Collected data.
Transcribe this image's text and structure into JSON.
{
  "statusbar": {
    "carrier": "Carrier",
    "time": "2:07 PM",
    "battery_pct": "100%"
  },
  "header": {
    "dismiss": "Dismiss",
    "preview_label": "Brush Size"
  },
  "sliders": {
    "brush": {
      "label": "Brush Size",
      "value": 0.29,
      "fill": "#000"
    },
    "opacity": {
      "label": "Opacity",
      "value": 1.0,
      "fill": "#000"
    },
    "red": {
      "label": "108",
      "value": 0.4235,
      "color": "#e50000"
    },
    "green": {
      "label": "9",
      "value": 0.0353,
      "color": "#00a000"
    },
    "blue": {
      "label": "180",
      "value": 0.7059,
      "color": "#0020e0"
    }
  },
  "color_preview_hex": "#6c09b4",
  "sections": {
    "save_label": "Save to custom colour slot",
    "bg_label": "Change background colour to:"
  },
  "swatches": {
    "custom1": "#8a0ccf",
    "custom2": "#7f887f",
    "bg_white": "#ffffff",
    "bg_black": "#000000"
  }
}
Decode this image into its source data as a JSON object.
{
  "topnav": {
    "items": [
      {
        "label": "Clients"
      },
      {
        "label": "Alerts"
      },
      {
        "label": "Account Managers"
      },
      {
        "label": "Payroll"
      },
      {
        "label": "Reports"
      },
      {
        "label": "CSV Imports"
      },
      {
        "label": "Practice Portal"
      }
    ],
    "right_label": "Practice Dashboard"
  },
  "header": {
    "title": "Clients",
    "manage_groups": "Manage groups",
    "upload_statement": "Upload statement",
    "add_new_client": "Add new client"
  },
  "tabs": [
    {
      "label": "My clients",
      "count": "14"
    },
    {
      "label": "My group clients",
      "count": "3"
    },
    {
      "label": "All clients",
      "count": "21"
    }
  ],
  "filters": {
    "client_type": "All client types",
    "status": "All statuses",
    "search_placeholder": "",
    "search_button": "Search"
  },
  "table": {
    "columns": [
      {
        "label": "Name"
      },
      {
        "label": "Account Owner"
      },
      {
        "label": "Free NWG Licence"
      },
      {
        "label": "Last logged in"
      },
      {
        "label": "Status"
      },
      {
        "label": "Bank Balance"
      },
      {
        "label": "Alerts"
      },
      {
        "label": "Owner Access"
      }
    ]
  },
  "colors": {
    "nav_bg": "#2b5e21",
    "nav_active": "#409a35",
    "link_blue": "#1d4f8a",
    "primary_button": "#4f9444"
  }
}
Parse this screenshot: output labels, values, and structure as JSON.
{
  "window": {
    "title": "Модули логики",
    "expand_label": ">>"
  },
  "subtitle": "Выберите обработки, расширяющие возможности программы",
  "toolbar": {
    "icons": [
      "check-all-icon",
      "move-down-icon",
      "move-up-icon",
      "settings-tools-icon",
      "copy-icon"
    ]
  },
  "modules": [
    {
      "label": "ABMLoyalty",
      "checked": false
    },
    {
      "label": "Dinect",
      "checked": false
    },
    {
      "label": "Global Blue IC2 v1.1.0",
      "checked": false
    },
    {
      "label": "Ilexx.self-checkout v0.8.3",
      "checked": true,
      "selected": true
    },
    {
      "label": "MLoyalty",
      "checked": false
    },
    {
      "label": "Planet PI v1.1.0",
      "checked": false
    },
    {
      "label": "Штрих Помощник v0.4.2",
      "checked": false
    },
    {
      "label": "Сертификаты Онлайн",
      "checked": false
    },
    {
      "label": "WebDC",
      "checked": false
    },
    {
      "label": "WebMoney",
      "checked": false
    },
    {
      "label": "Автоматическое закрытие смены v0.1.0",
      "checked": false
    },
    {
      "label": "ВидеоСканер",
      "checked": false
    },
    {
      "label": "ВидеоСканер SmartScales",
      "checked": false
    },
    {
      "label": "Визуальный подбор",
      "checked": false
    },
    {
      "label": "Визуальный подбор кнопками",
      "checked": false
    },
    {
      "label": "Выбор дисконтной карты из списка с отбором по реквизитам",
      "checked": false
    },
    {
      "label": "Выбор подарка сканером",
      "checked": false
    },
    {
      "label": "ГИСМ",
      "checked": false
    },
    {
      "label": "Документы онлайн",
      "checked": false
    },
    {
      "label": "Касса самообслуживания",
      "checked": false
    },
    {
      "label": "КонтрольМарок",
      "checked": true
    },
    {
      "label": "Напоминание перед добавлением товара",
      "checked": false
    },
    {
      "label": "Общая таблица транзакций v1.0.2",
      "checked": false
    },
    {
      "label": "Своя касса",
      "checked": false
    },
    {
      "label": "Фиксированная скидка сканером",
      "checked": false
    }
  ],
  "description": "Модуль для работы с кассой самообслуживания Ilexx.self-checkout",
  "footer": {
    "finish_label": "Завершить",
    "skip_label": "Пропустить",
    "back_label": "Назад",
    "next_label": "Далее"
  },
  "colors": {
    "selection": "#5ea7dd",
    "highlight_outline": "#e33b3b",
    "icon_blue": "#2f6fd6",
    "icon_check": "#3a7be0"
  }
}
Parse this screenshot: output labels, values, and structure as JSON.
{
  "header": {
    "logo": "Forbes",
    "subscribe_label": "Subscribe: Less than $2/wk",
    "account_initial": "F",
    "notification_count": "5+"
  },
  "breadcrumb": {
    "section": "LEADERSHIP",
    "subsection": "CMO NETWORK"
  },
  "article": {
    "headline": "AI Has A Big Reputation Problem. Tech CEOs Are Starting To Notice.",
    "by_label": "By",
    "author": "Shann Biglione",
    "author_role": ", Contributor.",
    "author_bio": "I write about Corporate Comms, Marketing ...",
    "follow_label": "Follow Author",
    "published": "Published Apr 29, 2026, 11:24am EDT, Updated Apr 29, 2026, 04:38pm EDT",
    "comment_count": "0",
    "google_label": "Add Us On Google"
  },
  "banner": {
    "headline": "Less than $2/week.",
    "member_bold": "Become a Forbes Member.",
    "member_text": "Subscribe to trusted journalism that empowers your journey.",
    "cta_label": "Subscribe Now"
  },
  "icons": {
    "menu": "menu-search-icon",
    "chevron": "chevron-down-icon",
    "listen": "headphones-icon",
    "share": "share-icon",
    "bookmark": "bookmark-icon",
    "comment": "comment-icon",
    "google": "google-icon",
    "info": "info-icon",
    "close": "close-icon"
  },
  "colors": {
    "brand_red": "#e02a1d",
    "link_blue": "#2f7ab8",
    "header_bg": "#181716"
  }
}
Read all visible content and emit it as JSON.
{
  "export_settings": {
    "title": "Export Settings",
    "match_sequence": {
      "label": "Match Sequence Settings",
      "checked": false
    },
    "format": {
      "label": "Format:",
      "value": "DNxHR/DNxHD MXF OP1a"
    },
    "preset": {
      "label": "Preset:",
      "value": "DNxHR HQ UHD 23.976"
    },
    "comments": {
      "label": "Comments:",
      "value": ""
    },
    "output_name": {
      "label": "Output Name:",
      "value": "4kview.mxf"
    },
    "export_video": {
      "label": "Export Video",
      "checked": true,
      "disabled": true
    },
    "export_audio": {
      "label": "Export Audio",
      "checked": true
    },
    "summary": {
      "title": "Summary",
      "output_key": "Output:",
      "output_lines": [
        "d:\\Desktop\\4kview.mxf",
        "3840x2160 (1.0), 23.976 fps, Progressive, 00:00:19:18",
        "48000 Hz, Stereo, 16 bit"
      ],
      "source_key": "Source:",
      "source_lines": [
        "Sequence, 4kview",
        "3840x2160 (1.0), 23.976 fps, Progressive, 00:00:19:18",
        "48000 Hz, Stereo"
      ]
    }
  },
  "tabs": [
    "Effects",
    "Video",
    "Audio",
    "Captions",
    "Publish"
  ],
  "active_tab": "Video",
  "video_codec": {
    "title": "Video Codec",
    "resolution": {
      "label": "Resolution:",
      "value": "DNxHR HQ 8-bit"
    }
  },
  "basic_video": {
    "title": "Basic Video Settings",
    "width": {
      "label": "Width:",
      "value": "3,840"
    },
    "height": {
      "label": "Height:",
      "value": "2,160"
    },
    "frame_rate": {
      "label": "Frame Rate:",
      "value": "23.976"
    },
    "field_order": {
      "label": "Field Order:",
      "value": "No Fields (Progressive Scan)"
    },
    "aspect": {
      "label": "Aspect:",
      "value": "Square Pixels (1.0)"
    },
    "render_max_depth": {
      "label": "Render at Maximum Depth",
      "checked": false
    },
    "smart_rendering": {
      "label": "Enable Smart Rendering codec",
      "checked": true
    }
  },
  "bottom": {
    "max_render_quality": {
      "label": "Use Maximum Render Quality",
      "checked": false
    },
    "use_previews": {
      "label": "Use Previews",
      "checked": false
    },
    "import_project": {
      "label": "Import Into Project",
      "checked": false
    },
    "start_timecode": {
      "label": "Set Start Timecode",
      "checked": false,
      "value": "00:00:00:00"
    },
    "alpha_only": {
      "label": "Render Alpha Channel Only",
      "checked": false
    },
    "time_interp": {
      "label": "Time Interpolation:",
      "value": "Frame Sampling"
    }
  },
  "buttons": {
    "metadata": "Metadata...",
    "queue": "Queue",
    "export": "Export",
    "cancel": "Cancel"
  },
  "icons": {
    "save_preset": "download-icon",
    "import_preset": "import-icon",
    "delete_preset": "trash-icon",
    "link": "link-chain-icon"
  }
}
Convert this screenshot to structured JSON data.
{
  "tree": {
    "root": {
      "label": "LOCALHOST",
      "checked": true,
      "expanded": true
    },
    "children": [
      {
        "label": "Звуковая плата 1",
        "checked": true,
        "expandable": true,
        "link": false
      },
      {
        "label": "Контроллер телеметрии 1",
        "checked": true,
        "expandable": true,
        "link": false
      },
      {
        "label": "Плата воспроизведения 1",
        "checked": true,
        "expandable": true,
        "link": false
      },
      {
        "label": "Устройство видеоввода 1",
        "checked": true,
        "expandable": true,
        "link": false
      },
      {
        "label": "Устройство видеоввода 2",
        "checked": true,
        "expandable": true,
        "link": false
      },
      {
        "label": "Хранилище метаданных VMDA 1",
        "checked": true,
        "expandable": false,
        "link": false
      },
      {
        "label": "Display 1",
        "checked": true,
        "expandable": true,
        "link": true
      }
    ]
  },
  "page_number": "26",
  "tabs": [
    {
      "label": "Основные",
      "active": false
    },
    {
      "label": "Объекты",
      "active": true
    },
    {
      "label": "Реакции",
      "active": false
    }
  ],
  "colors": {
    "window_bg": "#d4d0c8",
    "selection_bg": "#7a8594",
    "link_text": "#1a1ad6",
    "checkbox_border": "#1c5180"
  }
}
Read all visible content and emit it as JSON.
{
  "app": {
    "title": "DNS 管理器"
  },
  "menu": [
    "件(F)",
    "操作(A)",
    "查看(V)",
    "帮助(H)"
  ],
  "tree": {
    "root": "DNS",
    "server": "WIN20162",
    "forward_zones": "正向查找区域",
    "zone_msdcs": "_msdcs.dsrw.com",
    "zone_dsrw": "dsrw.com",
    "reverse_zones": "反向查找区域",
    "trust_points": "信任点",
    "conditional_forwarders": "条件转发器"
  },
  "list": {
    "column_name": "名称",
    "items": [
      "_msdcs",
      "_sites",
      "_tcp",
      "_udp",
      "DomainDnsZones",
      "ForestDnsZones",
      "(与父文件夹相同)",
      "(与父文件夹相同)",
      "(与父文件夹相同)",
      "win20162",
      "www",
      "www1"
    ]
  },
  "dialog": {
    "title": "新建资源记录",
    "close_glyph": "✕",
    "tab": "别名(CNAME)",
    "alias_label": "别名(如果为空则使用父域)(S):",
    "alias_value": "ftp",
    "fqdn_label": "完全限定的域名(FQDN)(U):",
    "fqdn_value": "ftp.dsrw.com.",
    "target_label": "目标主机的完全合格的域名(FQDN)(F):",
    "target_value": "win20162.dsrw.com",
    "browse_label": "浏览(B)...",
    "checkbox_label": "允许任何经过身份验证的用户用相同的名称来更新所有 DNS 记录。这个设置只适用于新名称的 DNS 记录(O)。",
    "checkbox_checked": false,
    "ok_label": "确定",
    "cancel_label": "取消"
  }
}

What you will do.
Locate the word "Size" in the records above, and return each line that has it.

Result for this exercise.
    "preview_label": "Brush Size"
      "label": "Brush Size",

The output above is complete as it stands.